### Raw records ###

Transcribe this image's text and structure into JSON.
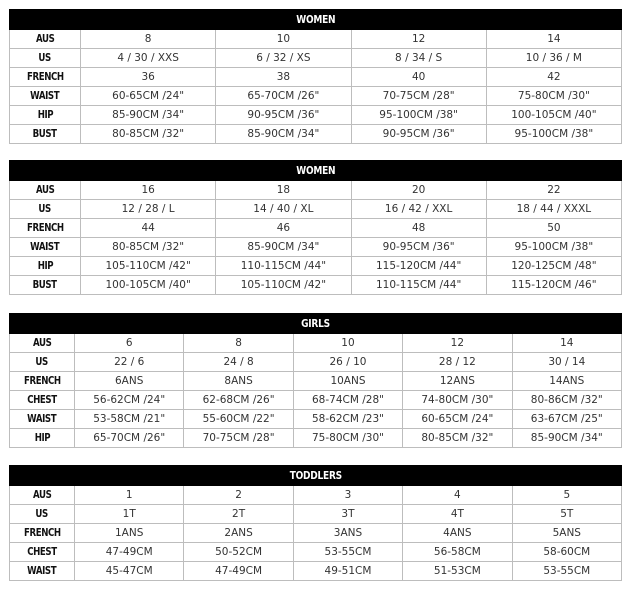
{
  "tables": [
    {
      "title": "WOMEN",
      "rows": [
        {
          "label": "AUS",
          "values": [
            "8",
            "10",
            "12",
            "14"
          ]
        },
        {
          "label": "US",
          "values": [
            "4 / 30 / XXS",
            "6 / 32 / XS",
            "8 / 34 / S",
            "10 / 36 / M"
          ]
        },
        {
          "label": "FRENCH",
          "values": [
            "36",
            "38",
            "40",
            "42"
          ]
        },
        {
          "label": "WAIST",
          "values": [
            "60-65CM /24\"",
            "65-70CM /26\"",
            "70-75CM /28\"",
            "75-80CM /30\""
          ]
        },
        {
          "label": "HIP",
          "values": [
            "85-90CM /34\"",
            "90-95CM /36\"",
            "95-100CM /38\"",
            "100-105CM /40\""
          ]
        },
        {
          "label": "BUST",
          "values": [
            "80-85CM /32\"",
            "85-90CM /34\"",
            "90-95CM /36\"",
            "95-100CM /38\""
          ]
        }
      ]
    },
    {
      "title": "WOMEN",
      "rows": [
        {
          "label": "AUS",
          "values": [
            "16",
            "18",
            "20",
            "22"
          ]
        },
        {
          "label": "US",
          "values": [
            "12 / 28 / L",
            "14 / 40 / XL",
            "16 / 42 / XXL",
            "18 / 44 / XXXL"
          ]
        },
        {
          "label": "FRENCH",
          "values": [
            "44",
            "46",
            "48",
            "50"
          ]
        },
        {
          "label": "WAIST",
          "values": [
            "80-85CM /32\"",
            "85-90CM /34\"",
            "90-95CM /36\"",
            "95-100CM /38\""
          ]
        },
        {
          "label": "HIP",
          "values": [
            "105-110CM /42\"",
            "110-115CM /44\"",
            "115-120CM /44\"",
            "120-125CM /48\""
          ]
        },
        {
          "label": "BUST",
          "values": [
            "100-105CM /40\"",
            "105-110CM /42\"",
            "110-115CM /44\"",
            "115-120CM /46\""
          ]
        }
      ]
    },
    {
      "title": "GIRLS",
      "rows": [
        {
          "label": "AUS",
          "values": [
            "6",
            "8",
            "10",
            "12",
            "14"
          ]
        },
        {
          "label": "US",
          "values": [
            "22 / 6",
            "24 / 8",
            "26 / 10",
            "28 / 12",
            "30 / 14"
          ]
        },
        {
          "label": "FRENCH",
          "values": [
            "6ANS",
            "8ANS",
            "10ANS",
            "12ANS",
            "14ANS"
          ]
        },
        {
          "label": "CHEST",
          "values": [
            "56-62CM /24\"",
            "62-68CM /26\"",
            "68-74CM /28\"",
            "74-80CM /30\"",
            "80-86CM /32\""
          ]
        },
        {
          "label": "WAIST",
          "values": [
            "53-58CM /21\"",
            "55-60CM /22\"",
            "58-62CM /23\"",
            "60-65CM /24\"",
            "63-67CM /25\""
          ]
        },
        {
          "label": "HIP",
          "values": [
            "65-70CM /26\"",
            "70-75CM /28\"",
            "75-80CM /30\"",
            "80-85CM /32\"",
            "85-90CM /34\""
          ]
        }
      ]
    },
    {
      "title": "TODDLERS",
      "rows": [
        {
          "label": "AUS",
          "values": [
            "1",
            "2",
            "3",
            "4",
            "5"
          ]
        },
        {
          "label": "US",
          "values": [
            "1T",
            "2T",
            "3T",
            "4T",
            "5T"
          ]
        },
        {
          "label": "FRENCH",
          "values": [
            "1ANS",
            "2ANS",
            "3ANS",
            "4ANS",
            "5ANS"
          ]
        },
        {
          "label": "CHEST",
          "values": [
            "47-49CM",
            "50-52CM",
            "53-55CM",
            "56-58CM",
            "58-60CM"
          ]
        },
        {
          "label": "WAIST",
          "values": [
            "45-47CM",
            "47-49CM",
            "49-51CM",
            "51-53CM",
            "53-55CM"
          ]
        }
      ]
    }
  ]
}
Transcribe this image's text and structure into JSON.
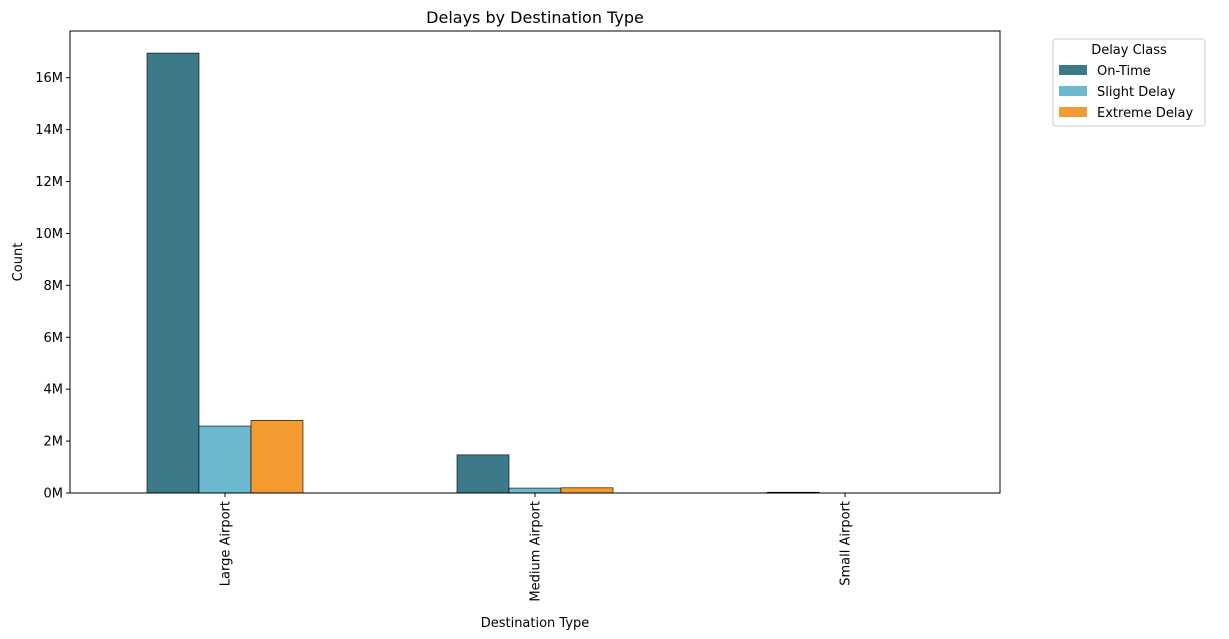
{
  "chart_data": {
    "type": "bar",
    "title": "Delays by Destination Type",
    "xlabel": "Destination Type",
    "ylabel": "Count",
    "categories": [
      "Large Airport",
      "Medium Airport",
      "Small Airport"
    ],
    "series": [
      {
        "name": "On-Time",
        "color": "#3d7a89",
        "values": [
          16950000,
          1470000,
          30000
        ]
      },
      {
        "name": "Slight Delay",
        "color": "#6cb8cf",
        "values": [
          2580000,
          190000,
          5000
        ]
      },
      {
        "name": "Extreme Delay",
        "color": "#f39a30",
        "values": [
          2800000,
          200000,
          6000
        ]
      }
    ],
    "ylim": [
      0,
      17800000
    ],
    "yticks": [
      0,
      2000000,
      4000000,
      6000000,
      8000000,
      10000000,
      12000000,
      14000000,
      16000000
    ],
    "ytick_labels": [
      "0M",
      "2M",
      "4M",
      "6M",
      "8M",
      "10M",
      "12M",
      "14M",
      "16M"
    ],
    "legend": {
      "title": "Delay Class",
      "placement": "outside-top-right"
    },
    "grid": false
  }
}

###

■ Stated exercise ■
Isolate the lines that hold the word "Destination" and copy all of them.

■ Response to this task ■
    "title": "Delays by Destination Type",
    "xlabel": "Destination Type",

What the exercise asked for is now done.